━━━ Records for this task ━━━
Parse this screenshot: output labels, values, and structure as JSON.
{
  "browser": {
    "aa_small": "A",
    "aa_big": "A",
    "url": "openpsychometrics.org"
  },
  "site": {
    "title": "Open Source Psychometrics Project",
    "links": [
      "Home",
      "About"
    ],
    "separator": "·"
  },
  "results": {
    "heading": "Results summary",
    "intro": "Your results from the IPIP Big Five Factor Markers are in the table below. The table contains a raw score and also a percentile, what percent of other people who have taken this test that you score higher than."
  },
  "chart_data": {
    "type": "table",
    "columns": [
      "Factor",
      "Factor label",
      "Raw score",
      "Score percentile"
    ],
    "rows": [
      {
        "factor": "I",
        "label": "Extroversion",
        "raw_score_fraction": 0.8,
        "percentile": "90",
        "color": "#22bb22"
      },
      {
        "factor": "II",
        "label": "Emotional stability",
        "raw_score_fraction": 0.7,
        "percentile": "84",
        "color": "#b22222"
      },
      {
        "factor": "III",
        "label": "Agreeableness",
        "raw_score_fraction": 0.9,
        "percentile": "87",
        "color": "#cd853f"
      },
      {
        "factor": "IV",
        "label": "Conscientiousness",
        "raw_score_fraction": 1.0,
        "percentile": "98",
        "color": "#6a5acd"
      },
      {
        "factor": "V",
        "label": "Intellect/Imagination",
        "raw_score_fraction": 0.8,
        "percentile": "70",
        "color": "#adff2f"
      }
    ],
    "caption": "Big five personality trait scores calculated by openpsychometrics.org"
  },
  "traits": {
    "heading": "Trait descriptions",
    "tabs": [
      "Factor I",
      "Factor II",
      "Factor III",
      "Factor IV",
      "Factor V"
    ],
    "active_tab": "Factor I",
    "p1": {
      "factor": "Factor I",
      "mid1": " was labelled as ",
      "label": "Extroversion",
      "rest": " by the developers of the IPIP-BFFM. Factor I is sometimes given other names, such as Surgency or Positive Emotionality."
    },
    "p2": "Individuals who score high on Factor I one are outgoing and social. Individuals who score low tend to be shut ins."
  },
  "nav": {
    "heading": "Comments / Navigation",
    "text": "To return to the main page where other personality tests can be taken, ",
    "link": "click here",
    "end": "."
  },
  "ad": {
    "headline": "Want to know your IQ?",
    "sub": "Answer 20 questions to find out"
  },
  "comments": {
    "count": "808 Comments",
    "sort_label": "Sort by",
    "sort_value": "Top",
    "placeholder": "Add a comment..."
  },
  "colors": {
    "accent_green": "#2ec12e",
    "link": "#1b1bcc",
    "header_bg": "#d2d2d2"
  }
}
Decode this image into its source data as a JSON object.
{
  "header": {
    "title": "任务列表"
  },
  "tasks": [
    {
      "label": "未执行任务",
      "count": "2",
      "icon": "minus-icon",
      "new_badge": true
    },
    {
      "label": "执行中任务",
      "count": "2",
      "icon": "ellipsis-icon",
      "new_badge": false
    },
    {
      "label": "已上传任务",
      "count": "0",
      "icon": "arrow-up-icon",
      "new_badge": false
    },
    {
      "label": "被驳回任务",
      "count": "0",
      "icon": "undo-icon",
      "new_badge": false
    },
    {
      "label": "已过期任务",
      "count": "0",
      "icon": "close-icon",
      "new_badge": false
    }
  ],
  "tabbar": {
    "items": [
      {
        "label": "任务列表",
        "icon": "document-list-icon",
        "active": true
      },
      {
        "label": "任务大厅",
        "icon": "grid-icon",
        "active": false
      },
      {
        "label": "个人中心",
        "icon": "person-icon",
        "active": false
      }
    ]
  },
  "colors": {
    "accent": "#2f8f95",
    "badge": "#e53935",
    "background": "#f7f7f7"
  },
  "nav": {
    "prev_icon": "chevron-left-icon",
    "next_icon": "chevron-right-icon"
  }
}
━━━
Only a number is wanted: how many lines of the material above hold "openpsychometrics"?

» **Written reply**:
2